Stored data
▶

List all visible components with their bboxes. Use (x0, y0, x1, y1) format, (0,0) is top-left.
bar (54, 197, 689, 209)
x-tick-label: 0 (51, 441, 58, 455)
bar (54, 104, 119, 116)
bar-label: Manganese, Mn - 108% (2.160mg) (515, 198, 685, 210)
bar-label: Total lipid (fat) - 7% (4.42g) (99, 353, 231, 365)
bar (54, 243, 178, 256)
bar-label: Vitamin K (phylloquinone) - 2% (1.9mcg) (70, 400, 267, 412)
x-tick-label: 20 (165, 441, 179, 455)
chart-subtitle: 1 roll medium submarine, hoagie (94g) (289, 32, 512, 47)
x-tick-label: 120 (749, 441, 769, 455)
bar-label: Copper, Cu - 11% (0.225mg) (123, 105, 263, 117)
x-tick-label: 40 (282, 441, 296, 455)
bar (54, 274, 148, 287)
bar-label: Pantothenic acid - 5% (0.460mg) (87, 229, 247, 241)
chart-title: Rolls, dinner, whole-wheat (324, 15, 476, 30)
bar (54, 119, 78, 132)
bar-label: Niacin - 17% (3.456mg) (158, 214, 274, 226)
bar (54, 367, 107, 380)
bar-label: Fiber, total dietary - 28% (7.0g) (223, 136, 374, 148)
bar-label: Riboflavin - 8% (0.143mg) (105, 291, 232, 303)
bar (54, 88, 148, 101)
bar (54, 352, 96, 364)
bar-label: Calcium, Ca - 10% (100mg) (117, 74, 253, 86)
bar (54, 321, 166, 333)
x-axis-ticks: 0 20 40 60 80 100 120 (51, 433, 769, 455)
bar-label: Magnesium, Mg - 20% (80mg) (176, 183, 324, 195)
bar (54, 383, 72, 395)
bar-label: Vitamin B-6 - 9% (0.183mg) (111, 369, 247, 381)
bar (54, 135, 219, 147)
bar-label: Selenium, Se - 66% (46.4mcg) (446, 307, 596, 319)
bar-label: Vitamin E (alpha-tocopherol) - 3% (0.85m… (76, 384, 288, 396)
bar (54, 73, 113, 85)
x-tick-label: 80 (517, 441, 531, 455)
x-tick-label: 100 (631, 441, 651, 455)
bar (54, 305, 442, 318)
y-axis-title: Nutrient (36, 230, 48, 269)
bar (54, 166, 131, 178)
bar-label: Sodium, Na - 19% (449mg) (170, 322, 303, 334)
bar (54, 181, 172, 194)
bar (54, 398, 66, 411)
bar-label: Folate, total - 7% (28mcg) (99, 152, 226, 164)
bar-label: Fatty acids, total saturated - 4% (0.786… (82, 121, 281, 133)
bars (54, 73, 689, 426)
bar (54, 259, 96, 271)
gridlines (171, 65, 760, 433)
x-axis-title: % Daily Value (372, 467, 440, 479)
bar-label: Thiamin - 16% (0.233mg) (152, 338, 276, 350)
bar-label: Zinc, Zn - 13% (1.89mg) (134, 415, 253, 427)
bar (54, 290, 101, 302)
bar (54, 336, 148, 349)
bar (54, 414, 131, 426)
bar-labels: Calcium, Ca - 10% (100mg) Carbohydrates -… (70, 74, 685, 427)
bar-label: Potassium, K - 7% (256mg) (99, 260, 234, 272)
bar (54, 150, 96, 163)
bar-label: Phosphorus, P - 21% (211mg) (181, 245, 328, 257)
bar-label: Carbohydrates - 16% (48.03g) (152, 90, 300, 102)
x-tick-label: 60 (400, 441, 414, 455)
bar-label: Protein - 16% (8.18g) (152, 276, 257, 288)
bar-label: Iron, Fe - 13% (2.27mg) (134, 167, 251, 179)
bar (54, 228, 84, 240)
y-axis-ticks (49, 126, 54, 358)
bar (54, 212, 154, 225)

◀

- _WHAT YOU WILL DO_: Give back all of the data exactly, with every line intact.

- _RESPONSE TO THIS EXERCISE_:
List all visible components with their bboxes. Use (x0, y0, x1, y1) format, (0,0) is top-left.
bar (54, 197, 689, 209)
x-tick-label: 0 (51, 441, 58, 455)
bar (54, 104, 119, 116)
bar-label: Manganese, Mn - 108% (2.160mg) (515, 198, 685, 210)
bar-label: Total lipid (fat) - 7% (4.42g) (99, 353, 231, 365)
bar (54, 243, 178, 256)
bar-label: Vitamin K (phylloquinone) - 2% (1.9mcg) (70, 400, 267, 412)
x-tick-label: 20 (165, 441, 179, 455)
chart-subtitle: 1 roll medium submarine, hoagie (94g) (289, 32, 512, 47)
x-tick-label: 120 (749, 441, 769, 455)
bar-label: Copper, Cu - 11% (0.225mg) (123, 105, 263, 117)
x-tick-label: 40 (282, 441, 296, 455)
bar (54, 274, 148, 287)
bar-label: Pantothenic acid - 5% (0.460mg) (87, 229, 247, 241)
chart-title: Rolls, dinner, whole-wheat (324, 15, 476, 30)
bar (54, 119, 78, 132)
bar-label: Niacin - 17% (3.456mg) (158, 214, 274, 226)
bar (54, 367, 107, 380)
bar-label: Fiber, total dietary - 28% (7.0g) (223, 136, 374, 148)
bar-label: Riboflavin - 8% (0.143mg) (105, 291, 232, 303)
bar (54, 88, 148, 101)
bar (54, 352, 96, 364)
bar-label: Calcium, Ca - 10% (100mg) (117, 74, 253, 86)
bar (54, 321, 166, 333)
x-axis-ticks: 0 20 40 60 80 100 120 (51, 433, 769, 455)
bar-label: Magnesium, Mg - 20% (80mg) (176, 183, 324, 195)
bar (54, 383, 72, 395)
bar-label: Vitamin B-6 - 9% (0.183mg) (111, 369, 247, 381)
bar (54, 135, 219, 147)
bar-label: Selenium, Se - 66% (46.4mcg) (446, 307, 596, 319)
bar-label: Vitamin E (alpha-tocopherol) - 3% (0.85m… (76, 384, 288, 396)
bar (54, 73, 113, 85)
x-tick-label: 80 (517, 441, 531, 455)
x-tick-label: 100 (631, 441, 651, 455)
bar (54, 305, 442, 318)
y-axis-title: Nutrient (36, 230, 48, 269)
bar (54, 166, 131, 178)
bar-label: Sodium, Na - 19% (449mg) (170, 322, 303, 334)
bar (54, 181, 172, 194)
bar (54, 398, 66, 411)
bar-label: Folate, total - 7% (28mcg) (99, 152, 226, 164)
bar-label: Fatty acids, total saturated - 4% (0.786… (82, 121, 281, 133)
bars (54, 73, 689, 426)
bar (54, 259, 96, 271)
gridlines (171, 65, 760, 433)
x-axis-title: % Daily Value (372, 467, 440, 479)
bar-label: Thiamin - 16% (0.233mg) (152, 338, 276, 350)
bar-label: Zinc, Zn - 13% (1.89mg) (134, 415, 253, 427)
bar (54, 290, 101, 302)
bar (54, 336, 148, 349)
bar (54, 414, 131, 426)
bar-labels: Calcium, Ca - 10% (100mg) Carbohydrates -… (70, 74, 685, 427)
bar-label: Potassium, K - 7% (256mg) (99, 260, 234, 272)
bar (54, 150, 96, 163)
bar-label: Phosphorus, P - 21% (211mg) (181, 245, 328, 257)
bar-label: Carbohydrates - 16% (48.03g) (152, 90, 300, 102)
x-tick-label: 60 (400, 441, 414, 455)
bar-label: Protein - 16% (8.18g) (152, 276, 257, 288)
bar-label: Iron, Fe - 13% (2.27mg) (134, 167, 251, 179)
bar (54, 228, 84, 240)
y-axis-ticks (49, 126, 54, 358)
bar (54, 212, 154, 225)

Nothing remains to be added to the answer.